+++ Data section +++

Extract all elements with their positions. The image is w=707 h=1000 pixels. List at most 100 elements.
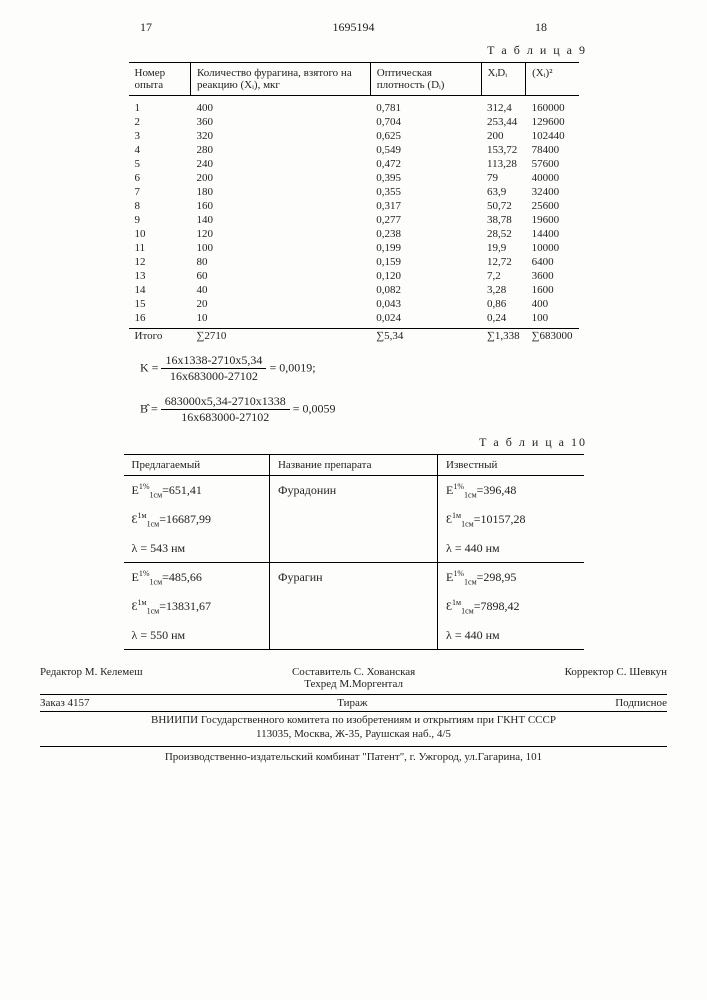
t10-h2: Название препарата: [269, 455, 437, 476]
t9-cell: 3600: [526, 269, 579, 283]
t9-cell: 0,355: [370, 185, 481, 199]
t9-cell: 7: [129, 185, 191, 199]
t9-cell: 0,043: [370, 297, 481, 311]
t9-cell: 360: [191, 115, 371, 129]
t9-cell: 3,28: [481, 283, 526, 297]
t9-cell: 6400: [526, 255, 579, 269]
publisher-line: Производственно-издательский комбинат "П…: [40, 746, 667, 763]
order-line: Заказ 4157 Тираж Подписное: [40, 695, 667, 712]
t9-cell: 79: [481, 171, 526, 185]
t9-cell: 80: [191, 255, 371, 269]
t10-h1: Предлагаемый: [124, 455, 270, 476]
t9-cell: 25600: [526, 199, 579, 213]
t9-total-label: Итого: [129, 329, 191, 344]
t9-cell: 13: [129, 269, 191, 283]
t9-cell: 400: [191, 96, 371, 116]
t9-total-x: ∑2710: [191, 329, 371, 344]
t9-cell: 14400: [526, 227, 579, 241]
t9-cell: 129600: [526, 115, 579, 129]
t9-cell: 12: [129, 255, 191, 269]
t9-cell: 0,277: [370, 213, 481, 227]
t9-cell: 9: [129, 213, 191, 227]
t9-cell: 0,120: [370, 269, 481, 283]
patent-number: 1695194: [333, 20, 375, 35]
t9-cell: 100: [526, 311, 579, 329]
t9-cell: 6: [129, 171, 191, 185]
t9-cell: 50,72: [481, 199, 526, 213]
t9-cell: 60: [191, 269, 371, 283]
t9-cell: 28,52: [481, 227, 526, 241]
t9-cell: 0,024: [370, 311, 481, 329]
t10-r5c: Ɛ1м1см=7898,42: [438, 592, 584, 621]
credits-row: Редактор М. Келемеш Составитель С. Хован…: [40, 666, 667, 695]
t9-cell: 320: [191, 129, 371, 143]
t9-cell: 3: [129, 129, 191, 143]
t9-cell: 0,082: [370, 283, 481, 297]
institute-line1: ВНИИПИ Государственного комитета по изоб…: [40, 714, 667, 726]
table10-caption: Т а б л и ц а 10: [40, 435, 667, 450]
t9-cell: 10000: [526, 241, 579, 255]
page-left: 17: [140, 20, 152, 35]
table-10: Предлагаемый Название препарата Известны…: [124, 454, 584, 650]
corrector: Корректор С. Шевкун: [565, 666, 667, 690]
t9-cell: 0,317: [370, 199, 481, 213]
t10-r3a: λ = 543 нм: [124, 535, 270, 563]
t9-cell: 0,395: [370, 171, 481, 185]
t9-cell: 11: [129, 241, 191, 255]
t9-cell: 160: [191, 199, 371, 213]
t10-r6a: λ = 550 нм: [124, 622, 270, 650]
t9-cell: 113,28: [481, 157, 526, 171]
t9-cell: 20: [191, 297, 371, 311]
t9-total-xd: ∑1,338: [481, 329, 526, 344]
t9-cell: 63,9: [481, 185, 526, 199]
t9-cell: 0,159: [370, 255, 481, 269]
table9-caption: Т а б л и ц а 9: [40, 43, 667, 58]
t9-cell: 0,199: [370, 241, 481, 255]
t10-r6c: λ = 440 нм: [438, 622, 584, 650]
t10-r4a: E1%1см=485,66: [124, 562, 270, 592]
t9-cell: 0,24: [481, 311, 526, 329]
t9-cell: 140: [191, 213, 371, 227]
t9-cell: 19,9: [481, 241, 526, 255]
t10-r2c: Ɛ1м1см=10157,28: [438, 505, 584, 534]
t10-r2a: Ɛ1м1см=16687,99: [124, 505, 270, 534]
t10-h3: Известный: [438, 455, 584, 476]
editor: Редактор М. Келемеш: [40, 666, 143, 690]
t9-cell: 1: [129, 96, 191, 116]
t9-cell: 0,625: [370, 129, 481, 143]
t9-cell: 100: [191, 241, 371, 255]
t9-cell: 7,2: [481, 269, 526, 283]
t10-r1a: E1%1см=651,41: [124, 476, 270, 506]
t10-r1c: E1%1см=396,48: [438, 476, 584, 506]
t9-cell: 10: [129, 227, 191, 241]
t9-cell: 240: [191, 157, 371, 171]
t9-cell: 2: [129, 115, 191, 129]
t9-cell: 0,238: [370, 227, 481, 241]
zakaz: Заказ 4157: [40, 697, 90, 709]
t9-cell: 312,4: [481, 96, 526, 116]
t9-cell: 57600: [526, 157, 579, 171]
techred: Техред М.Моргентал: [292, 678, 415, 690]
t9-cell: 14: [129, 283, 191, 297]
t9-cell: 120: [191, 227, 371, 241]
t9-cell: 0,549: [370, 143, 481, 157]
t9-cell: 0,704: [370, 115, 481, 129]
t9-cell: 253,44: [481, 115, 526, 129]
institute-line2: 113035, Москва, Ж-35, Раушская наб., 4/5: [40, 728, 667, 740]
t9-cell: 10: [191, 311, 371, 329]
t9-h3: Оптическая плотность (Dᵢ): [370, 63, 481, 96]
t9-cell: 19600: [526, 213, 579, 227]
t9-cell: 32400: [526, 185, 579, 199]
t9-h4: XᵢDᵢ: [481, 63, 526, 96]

+++

**Given problem:** Copy out the lines of the items from the one containing "t10-h2: Название препарата: [269, 455, 437, 476]" through the one containing "page-left: 17: [140, 20, 152, 35]", inclusive, reproducing each line without any change.

**Solution for this problem:**
t10-h2: Название препарата: [269, 455, 437, 476]
t9-cell: 3600: [526, 269, 579, 283]
t9-cell: 0,355: [370, 185, 481, 199]
t9-cell: 7: [129, 185, 191, 199]
t9-cell: 0,043: [370, 297, 481, 311]
t9-cell: 360: [191, 115, 371, 129]
t9-cell: 3,28: [481, 283, 526, 297]
t9-cell: 6400: [526, 255, 579, 269]
publisher-line: Производственно-издательский комбинат "П…: [40, 746, 667, 763]
order-line: Заказ 4157 Тираж Подписное: [40, 695, 667, 712]
t9-cell: 79: [481, 171, 526, 185]
t9-cell: 80: [191, 255, 371, 269]
t10-h1: Предлагаемый: [124, 455, 270, 476]
t9-cell: 25600: [526, 199, 579, 213]
t9-total-label: Итого: [129, 329, 191, 344]
t9-cell: 13: [129, 269, 191, 283]
t9-cell: 400: [191, 96, 371, 116]
t9-total-x: ∑2710: [191, 329, 371, 344]
t9-cell: 14400: [526, 227, 579, 241]
t9-cell: 129600: [526, 115, 579, 129]
t9-cell: 12: [129, 255, 191, 269]
t9-cell: 0,277: [370, 213, 481, 227]
t9-cell: 9: [129, 213, 191, 227]
t9-cell: 0,120: [370, 269, 481, 283]
patent-number: 1695194: [333, 20, 375, 35]
t9-cell: 100: [526, 311, 579, 329]
t9-cell: 6: [129, 171, 191, 185]
t9-cell: 50,72: [481, 199, 526, 213]
t9-cell: 60: [191, 269, 371, 283]
t9-cell: 28,52: [481, 227, 526, 241]
t9-cell: 0,024: [370, 311, 481, 329]
t10-r5c: Ɛ1м1см=7898,42: [438, 592, 584, 621]
credits-row: Редактор М. Келемеш Составитель С. Хован…: [40, 666, 667, 695]
t9-cell: 320: [191, 129, 371, 143]
t9-cell: 3: [129, 129, 191, 143]
t9-cell: 0,082: [370, 283, 481, 297]
institute-line1: ВНИИПИ Государственного комитета по изоб…: [40, 714, 667, 726]
table10-caption: Т а б л и ц а 10: [40, 435, 667, 450]
t9-cell: 10000: [526, 241, 579, 255]
page-left: 17: [140, 20, 152, 35]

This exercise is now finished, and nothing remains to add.